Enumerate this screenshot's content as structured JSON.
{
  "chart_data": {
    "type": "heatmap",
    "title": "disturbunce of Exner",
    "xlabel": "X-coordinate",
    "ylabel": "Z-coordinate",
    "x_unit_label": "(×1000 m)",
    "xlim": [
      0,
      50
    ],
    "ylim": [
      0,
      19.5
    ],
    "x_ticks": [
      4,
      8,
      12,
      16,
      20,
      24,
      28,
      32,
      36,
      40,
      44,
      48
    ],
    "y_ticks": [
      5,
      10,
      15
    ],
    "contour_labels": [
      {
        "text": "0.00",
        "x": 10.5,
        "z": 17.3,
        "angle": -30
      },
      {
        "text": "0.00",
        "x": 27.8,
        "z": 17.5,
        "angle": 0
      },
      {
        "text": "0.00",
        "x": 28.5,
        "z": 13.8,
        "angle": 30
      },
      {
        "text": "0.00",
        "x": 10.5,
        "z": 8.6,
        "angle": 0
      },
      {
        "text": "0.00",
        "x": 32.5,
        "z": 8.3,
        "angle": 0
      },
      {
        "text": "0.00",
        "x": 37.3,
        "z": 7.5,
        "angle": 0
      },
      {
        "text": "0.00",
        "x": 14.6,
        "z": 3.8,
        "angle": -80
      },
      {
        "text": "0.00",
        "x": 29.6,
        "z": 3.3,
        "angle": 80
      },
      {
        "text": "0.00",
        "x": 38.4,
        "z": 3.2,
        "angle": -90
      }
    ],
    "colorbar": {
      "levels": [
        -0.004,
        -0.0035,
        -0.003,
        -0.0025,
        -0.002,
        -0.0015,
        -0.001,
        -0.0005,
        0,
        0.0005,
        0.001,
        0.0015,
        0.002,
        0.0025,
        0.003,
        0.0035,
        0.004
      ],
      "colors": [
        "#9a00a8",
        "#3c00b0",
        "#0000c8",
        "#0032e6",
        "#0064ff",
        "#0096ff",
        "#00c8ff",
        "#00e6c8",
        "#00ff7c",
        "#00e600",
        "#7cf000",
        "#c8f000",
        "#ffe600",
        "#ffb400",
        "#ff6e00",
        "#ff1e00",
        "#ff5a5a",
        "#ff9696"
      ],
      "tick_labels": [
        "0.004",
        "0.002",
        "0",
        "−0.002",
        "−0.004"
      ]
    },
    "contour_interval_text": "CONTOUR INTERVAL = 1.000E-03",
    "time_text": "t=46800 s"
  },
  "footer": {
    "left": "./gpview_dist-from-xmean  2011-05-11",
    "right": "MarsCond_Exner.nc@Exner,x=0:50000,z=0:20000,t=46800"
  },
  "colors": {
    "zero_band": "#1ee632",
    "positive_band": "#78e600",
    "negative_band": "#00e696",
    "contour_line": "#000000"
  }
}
_ _ _
Exercise – Reproduce the entries above in full by retyping them exactly.

Solution for this exercise –
Enumerate this screenshot's content as structured JSON.
{
  "chart_data": {
    "type": "heatmap",
    "title": "disturbunce of Exner",
    "xlabel": "X-coordinate",
    "ylabel": "Z-coordinate",
    "x_unit_label": "(×1000 m)",
    "xlim": [
      0,
      50
    ],
    "ylim": [
      0,
      19.5
    ],
    "x_ticks": [
      4,
      8,
      12,
      16,
      20,
      24,
      28,
      32,
      36,
      40,
      44,
      48
    ],
    "y_ticks": [
      5,
      10,
      15
    ],
    "contour_labels": [
      {
        "text": "0.00",
        "x": 10.5,
        "z": 17.3,
        "angle": -30
      },
      {
        "text": "0.00",
        "x": 27.8,
        "z": 17.5,
        "angle": 0
      },
      {
        "text": "0.00",
        "x": 28.5,
        "z": 13.8,
        "angle": 30
      },
      {
        "text": "0.00",
        "x": 10.5,
        "z": 8.6,
        "angle": 0
      },
      {
        "text": "0.00",
        "x": 32.5,
        "z": 8.3,
        "angle": 0
      },
      {
        "text": "0.00",
        "x": 37.3,
        "z": 7.5,
        "angle": 0
      },
      {
        "text": "0.00",
        "x": 14.6,
        "z": 3.8,
        "angle": -80
      },
      {
        "text": "0.00",
        "x": 29.6,
        "z": 3.3,
        "angle": 80
      },
      {
        "text": "0.00",
        "x": 38.4,
        "z": 3.2,
        "angle": -90
      }
    ],
    "colorbar": {
      "levels": [
        -0.004,
        -0.0035,
        -0.003,
        -0.0025,
        -0.002,
        -0.0015,
        -0.001,
        -0.0005,
        0,
        0.0005,
        0.001,
        0.0015,
        0.002,
        0.0025,
        0.003,
        0.0035,
        0.004
      ],
      "colors": [
        "#9a00a8",
        "#3c00b0",
        "#0000c8",
        "#0032e6",
        "#0064ff",
        "#0096ff",
        "#00c8ff",
        "#00e6c8",
        "#00ff7c",
        "#00e600",
        "#7cf000",
        "#c8f000",
        "#ffe600",
        "#ffb400",
        "#ff6e00",
        "#ff1e00",
        "#ff5a5a",
        "#ff9696"
      ],
      "tick_labels": [
        "0.004",
        "0.002",
        "0",
        "−0.002",
        "−0.004"
      ]
    },
    "contour_interval_text": "CONTOUR INTERVAL = 1.000E-03",
    "time_text": "t=46800 s"
  },
  "footer": {
    "left": "./gpview_dist-from-xmean  2011-05-11",
    "right": "MarsCond_Exner.nc@Exner,x=0:50000,z=0:20000,t=46800"
  },
  "colors": {
    "zero_band": "#1ee632",
    "positive_band": "#78e600",
    "negative_band": "#00e696",
    "contour_line": "#000000"
  }
}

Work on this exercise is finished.